====== SUPPLIED INFORMATION ======

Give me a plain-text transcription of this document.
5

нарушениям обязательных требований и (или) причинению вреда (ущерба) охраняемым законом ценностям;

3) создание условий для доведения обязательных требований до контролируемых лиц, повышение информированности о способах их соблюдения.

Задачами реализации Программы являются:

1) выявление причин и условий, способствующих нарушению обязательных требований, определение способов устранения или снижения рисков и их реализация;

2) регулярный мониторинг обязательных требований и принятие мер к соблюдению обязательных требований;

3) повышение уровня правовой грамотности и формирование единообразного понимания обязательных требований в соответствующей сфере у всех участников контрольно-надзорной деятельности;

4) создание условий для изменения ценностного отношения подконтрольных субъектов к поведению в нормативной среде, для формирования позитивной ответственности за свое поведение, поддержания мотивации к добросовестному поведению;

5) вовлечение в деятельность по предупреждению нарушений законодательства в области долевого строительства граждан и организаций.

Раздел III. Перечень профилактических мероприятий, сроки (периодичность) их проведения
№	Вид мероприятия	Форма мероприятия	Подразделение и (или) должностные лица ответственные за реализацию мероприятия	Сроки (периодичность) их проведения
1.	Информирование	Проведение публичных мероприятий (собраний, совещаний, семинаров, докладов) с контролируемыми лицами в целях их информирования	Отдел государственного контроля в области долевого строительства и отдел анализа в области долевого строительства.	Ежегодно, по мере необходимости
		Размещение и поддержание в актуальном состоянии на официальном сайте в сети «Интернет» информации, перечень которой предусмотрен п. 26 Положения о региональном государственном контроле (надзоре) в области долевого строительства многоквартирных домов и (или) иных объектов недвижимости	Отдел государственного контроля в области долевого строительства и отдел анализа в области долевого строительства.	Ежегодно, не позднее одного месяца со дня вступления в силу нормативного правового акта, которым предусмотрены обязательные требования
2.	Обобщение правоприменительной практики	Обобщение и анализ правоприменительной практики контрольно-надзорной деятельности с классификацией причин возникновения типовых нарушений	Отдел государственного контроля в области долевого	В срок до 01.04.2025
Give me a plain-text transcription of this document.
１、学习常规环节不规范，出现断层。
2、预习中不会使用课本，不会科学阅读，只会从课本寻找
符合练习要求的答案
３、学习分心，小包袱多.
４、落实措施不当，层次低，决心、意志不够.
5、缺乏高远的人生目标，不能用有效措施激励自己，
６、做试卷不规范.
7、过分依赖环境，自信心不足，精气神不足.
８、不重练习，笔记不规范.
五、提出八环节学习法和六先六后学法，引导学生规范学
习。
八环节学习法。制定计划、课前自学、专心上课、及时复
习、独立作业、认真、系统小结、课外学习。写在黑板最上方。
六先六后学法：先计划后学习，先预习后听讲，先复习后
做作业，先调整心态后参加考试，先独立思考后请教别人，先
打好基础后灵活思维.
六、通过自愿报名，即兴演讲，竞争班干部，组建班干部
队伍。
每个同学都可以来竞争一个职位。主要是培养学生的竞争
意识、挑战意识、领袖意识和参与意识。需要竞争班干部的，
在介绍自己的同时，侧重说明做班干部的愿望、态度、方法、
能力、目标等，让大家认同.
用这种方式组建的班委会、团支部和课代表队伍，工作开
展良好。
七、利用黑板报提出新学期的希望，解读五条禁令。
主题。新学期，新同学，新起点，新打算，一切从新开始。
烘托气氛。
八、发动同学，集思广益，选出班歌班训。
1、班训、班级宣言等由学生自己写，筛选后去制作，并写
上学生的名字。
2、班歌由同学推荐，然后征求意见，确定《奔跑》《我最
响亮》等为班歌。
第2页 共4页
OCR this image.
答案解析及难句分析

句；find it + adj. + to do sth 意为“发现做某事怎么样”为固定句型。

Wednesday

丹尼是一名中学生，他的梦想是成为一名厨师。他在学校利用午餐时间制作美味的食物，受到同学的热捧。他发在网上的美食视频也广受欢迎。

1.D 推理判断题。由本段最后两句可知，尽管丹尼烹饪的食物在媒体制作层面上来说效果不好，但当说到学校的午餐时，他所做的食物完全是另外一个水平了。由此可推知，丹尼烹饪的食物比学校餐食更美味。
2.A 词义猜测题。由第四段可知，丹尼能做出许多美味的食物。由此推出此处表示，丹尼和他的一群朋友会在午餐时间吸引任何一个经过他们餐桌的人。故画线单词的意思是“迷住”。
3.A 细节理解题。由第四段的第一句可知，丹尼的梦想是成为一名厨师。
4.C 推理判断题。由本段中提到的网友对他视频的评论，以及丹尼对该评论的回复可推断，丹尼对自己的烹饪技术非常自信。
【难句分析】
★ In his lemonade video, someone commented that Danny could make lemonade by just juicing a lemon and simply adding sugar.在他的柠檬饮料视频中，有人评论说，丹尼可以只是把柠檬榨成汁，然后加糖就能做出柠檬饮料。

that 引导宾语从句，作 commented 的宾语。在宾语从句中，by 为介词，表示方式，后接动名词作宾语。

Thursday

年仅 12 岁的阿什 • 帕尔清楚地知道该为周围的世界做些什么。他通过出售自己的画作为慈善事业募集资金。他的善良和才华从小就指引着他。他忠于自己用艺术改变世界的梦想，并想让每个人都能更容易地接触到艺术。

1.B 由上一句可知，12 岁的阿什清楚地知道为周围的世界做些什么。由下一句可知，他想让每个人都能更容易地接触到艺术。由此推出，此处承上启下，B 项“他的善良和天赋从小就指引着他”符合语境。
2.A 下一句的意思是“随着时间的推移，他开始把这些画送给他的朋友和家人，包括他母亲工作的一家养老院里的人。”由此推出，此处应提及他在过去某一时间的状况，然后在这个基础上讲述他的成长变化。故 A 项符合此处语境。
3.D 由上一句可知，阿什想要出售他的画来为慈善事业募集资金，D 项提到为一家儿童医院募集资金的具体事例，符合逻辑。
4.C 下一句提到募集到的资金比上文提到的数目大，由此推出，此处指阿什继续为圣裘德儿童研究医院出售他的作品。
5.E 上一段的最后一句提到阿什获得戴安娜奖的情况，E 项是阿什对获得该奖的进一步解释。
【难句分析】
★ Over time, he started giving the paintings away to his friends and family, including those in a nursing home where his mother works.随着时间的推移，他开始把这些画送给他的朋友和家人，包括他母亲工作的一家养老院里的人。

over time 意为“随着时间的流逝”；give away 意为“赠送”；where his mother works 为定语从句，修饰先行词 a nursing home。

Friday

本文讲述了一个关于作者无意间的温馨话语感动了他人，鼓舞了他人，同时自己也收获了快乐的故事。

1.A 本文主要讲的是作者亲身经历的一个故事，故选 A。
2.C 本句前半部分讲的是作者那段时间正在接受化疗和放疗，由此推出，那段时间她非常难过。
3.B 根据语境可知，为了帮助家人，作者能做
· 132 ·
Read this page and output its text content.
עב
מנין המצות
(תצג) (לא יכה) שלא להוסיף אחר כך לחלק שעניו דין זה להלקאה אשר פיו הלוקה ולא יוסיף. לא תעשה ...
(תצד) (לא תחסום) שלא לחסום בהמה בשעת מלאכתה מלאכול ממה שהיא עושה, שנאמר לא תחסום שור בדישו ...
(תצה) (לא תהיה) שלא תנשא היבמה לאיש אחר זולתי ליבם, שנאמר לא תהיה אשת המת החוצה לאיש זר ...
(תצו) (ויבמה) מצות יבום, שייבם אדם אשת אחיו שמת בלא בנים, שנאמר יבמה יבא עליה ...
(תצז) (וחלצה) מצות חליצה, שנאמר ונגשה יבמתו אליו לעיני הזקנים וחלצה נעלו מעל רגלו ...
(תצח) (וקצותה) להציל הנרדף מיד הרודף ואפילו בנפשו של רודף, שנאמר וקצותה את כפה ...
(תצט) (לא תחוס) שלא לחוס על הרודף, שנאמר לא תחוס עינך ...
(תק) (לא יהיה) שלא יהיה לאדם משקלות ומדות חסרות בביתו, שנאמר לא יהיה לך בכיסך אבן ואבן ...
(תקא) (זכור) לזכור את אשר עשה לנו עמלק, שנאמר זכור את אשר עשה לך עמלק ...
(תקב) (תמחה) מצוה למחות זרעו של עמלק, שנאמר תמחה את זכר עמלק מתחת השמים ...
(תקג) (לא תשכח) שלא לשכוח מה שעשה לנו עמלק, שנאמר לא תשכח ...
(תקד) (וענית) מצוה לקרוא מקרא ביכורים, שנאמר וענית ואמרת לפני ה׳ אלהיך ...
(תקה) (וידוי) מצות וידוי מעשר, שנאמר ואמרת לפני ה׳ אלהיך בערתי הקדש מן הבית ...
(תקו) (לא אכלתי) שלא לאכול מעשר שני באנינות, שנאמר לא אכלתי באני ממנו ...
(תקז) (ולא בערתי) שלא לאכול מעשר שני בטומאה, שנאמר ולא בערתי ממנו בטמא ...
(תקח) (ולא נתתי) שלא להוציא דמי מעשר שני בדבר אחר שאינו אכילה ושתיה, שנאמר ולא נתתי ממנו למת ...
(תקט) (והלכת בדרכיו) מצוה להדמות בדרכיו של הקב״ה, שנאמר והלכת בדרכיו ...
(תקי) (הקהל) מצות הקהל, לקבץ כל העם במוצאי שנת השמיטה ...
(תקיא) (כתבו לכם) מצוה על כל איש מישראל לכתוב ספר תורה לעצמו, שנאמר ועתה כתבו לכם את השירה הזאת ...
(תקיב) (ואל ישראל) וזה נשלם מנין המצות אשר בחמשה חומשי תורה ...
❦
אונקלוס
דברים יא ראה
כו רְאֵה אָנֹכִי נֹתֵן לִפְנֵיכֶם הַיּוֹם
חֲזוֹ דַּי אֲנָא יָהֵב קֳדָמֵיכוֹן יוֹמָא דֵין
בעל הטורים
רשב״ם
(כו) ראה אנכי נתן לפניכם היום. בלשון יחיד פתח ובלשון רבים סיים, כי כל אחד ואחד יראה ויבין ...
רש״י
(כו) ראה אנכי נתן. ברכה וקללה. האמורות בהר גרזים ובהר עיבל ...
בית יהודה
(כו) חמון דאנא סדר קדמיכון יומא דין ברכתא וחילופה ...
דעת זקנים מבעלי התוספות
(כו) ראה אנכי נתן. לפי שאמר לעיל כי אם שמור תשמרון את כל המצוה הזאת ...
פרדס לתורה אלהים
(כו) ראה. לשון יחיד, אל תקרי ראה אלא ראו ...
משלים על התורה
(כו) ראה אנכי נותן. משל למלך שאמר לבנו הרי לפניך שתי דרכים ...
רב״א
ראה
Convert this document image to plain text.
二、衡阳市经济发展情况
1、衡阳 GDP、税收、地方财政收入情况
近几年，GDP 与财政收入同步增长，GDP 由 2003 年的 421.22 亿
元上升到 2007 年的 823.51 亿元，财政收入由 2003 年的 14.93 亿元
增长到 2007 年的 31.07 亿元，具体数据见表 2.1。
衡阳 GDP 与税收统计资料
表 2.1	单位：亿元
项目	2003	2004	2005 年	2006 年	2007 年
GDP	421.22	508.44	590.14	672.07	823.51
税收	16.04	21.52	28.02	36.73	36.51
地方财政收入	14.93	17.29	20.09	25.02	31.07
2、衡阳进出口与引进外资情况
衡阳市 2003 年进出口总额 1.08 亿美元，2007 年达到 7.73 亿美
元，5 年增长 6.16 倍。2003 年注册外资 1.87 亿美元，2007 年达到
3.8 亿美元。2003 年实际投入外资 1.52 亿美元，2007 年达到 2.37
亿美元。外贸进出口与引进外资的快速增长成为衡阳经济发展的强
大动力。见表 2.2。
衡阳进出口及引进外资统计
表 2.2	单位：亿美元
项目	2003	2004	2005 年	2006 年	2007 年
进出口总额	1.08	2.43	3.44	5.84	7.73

======

▸ **INSTRUCTION**
Take each line containing the string "обязательных" and copy it out.

▸ **COMPLETE OUTPUT**
нарушениям обязательных требований и (или) причинению вреда (ущерба) охраняемым законом ценностям;
3) создание условий для доведения обязательных требований до контролируемых лиц, повышение информированности о способах их соблюдения.
1) выявление причин и условий, способствующих нарушению обязательных требований, определение способов устранения или снижения рисков и их реализация;
2) регулярный мониторинг обязательных требований и принятие мер к соблюдению обязательных требований;
3) повышение уровня правовой грамотности и формирование единообразного понимания обязательных требований в соответствующей сфере у всех участников контрольно-надзорной деятельности;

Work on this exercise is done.